What needs to be done: From the entries that follow, pick out all lines holding "climatology".

Task data:

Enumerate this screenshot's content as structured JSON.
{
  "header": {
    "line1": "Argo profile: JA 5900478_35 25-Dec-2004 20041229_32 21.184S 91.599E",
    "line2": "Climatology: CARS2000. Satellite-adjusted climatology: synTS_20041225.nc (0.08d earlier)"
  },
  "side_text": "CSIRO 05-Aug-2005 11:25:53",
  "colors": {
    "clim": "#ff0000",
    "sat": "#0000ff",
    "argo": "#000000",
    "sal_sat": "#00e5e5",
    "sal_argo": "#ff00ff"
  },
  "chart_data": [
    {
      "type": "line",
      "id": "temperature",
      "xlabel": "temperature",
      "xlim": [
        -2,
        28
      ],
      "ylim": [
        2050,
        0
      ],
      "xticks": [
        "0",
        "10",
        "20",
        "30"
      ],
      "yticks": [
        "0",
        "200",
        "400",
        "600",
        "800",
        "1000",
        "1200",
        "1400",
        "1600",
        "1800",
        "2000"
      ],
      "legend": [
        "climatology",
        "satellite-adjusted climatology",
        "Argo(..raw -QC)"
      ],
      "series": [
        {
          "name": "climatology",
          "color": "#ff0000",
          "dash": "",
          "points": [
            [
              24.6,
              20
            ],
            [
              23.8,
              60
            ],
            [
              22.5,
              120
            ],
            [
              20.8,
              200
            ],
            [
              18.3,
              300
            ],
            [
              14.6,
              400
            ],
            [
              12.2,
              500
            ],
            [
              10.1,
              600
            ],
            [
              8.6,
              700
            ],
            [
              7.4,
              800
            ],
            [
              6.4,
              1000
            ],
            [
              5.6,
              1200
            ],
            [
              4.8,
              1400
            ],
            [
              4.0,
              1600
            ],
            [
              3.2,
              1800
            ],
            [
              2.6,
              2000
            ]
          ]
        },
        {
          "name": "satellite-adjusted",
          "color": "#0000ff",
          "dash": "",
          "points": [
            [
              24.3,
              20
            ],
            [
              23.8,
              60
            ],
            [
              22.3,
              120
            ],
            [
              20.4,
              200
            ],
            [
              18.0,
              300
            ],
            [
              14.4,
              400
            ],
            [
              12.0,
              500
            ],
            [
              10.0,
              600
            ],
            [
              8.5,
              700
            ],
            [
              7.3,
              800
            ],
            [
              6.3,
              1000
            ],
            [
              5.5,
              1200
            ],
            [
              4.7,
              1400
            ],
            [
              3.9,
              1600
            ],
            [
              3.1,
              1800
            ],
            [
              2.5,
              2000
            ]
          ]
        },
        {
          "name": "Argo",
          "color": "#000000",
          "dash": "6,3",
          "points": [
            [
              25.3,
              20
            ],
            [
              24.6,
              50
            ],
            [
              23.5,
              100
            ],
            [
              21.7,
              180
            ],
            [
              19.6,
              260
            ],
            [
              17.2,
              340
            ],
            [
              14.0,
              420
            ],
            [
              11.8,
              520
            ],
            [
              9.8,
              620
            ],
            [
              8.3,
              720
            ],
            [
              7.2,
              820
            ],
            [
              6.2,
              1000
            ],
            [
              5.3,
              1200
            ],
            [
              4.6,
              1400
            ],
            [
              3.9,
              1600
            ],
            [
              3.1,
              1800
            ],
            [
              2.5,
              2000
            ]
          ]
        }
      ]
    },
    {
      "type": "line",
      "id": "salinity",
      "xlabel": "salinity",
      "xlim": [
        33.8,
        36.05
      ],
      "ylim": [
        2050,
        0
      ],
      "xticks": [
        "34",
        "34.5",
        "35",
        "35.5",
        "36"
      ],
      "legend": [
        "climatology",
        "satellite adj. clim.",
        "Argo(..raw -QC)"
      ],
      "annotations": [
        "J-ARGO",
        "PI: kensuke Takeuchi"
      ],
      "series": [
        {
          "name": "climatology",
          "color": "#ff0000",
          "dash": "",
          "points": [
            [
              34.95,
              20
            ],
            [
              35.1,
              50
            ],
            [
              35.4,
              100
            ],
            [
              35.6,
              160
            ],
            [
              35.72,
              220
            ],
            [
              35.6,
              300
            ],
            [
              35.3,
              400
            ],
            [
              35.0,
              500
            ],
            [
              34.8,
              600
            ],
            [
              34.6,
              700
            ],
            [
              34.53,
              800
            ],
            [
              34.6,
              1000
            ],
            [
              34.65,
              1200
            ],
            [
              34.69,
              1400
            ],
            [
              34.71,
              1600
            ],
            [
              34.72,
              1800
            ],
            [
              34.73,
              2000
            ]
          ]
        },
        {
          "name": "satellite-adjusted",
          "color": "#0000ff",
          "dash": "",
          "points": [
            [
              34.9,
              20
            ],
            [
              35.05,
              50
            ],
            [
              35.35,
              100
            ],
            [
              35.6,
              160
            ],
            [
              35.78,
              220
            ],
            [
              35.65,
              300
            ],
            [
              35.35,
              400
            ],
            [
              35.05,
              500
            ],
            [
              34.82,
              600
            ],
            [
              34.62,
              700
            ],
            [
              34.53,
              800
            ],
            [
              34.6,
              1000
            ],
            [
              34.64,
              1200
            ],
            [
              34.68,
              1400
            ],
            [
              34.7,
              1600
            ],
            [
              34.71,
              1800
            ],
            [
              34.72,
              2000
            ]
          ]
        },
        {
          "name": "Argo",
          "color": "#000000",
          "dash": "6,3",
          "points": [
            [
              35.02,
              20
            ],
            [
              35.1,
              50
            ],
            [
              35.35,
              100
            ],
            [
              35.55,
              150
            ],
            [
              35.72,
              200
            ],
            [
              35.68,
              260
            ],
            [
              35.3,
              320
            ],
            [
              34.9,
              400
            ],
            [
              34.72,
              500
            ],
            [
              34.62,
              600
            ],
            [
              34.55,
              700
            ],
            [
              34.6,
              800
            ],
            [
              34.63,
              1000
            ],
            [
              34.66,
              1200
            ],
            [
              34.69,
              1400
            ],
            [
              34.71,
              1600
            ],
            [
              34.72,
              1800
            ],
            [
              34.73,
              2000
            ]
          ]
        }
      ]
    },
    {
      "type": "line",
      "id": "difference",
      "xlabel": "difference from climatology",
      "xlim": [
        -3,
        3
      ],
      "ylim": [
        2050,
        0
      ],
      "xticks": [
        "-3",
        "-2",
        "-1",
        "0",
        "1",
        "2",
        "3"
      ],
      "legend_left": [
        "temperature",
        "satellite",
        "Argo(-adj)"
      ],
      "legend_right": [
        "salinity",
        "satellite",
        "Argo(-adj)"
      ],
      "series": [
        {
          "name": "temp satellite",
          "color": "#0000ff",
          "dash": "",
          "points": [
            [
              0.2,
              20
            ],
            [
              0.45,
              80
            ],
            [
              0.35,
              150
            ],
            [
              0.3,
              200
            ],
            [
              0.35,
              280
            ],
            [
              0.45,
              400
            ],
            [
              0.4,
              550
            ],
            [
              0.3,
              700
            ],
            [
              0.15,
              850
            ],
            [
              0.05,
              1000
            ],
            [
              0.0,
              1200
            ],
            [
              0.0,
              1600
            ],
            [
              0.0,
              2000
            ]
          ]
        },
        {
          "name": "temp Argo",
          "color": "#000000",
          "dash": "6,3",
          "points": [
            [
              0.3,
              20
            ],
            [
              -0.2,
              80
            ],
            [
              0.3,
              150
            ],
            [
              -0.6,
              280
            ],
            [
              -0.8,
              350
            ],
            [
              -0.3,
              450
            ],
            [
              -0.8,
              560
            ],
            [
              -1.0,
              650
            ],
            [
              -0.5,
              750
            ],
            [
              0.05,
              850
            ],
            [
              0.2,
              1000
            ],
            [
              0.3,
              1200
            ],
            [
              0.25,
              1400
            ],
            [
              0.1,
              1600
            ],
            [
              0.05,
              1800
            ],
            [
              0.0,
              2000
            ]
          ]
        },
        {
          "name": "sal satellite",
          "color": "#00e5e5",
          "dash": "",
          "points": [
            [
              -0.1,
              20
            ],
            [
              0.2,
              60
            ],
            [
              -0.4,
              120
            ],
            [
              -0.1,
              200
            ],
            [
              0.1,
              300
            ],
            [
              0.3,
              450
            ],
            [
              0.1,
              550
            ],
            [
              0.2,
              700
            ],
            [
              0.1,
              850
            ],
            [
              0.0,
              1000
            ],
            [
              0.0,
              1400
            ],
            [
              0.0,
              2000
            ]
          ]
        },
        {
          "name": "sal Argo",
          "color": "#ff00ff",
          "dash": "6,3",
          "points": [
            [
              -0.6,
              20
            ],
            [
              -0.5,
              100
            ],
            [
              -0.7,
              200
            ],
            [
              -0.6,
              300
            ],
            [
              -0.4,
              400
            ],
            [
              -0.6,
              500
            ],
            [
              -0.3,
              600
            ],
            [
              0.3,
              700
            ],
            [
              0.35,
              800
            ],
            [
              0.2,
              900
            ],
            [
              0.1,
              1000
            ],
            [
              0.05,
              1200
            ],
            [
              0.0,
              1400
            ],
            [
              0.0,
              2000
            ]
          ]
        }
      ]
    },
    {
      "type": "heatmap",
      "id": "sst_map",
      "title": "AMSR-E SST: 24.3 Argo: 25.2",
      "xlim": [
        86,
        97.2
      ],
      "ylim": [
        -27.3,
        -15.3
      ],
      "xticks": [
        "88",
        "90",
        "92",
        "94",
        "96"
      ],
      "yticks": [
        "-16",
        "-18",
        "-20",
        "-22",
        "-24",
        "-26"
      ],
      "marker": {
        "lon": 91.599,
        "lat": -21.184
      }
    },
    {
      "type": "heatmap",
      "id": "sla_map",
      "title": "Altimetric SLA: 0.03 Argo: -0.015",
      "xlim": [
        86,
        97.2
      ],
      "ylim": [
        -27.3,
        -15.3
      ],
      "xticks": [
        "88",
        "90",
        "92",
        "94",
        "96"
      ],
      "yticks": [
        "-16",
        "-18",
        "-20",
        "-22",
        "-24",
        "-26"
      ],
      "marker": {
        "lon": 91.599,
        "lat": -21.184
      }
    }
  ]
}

Full output:
    "line2": "Climatology: CARS2000. Satellite-adjusted climatology: synTS_20041225.nc (0.08d earlier)"
        "climatology",
        "satellite-adjusted climatology",
          "name": "climatology",
        "climatology",
          "name": "climatology",
      "xlabel": "difference from climatology",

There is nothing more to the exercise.